**Written problem:** Starting with the first line of the entries and going on through the line that contains "story-viewer: princenarula 5h", rewrite each line as a row of a Markdown table with the columns Row and Line, leaving out any blank lines.

-- Records for this exercise start --

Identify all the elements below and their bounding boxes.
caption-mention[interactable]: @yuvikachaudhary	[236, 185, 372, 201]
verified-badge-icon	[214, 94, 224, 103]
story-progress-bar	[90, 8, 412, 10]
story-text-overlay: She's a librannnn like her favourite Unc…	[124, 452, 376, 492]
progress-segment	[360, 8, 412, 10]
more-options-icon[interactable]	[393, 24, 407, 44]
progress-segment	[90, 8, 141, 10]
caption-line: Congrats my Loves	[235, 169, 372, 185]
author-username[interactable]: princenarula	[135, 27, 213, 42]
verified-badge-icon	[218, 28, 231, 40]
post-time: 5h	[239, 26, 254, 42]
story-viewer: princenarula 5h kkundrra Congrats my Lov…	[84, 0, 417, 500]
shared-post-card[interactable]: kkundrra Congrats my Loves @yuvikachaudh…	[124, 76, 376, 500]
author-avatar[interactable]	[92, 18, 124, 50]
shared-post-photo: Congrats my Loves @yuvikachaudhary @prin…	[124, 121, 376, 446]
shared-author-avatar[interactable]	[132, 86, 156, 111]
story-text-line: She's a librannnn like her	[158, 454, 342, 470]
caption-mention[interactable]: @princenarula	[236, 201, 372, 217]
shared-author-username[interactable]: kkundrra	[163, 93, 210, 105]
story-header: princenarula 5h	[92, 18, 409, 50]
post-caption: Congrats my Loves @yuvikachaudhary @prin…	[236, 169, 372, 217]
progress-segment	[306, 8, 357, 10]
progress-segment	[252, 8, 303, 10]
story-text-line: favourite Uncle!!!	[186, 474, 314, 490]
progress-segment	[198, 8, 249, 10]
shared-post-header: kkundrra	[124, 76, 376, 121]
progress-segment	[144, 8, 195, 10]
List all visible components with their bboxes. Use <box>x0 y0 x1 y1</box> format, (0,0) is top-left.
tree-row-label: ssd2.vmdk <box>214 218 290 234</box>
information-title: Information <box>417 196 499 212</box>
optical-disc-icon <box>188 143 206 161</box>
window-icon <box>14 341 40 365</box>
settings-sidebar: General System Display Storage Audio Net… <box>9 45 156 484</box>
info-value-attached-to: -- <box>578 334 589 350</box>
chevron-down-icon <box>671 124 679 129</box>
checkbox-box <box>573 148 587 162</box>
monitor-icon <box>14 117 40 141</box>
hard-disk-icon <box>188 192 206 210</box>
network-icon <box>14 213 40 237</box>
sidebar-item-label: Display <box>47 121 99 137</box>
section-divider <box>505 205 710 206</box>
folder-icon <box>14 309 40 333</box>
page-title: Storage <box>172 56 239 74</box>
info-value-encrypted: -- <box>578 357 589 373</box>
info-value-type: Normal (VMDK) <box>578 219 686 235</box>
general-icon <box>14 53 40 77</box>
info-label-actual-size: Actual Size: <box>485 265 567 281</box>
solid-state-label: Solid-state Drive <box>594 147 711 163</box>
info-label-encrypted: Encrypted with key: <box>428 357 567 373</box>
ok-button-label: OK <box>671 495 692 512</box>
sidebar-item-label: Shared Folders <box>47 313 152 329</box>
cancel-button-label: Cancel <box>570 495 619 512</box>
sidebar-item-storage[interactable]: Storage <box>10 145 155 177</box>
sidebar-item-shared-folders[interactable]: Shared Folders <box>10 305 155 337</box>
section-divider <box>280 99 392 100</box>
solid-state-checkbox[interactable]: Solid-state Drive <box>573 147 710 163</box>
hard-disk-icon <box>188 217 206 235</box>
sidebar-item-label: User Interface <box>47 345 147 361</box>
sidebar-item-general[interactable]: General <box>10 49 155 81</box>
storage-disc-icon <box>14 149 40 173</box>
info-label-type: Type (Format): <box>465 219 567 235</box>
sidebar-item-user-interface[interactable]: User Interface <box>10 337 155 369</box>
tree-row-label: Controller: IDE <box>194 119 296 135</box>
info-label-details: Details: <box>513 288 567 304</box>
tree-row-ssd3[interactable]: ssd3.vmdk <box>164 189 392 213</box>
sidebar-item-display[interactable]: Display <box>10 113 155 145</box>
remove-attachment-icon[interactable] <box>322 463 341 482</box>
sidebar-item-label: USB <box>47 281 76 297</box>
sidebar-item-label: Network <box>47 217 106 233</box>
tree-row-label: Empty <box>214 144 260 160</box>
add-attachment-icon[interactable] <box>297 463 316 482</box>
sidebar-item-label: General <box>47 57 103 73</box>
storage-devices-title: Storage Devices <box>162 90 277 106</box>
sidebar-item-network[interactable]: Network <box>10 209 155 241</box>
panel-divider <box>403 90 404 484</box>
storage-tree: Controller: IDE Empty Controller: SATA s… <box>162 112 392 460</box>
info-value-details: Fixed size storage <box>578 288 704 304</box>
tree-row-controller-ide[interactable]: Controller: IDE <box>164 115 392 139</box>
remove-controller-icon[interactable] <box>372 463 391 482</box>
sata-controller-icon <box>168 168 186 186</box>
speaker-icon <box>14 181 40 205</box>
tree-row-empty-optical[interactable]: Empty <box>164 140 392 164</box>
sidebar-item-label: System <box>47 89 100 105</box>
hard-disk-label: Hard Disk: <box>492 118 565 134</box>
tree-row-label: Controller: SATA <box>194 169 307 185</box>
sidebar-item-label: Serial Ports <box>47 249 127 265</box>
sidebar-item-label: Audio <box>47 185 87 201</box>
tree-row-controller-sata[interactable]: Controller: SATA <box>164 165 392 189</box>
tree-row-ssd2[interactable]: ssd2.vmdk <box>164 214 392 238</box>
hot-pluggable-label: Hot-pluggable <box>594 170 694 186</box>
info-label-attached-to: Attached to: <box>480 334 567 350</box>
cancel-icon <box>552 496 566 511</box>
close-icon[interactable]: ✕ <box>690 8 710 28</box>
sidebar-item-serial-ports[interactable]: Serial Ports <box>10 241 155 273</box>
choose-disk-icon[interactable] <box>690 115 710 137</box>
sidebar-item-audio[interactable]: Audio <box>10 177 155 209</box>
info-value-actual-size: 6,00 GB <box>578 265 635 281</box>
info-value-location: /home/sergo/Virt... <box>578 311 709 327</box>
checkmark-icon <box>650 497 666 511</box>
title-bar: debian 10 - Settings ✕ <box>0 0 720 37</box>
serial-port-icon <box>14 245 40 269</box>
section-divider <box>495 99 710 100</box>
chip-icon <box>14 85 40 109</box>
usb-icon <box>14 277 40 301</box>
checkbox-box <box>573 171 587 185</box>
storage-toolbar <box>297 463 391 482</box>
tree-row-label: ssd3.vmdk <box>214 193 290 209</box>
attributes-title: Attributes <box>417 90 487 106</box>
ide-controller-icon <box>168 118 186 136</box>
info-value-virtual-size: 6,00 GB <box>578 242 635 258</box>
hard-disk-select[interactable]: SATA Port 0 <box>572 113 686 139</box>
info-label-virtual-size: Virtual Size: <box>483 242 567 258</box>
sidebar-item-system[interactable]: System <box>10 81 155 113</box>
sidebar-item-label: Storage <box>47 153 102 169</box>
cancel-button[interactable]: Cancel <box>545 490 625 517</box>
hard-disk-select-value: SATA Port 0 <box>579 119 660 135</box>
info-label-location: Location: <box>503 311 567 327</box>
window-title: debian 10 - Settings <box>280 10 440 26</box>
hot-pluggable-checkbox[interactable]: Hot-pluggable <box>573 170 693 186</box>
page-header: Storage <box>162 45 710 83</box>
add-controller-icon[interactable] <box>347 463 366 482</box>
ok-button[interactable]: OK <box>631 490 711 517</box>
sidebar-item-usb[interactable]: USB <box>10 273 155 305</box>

-- Records for this exercise end --

**Solution for this problem:**
| Row | Line |
|---|---|
| 1 | Identify all the elements below and their bounding boxes. |
| 2 | caption-mention[interactable]: @yuvikachaudhary	[236, 185, 372, 201] |
| 3 | verified-badge-icon	[214, 94, 224, 103] |
| 4 | story-progress-bar	[90, 8, 412, 10] |
| 5 | story-text-overlay: She's a librannnn like her favourite Unc…	[124, 452, 376, 492] |
| 6 | progress-segment	[360, 8, 412, 10] |
| 7 | more-options-icon[interactable]	[393, 24, 407, 44] |
| 8 | progress-segment	[90, 8, 141, 10] |
| 9 | caption-line: Congrats my Loves	[235, 169, 372, 185] |
| 10 | author-username[interactable]: princenarula	[135, 27, 213, 42] |
| 11 | verified-badge-icon	[218, 28, 231, 40] |
| 12 | post-time: 5h	[239, 26, 254, 42] |
| 13 | story-viewer: princenarula 5h kkundrra Congrats my Lov…	[84, 0, 417, 500] |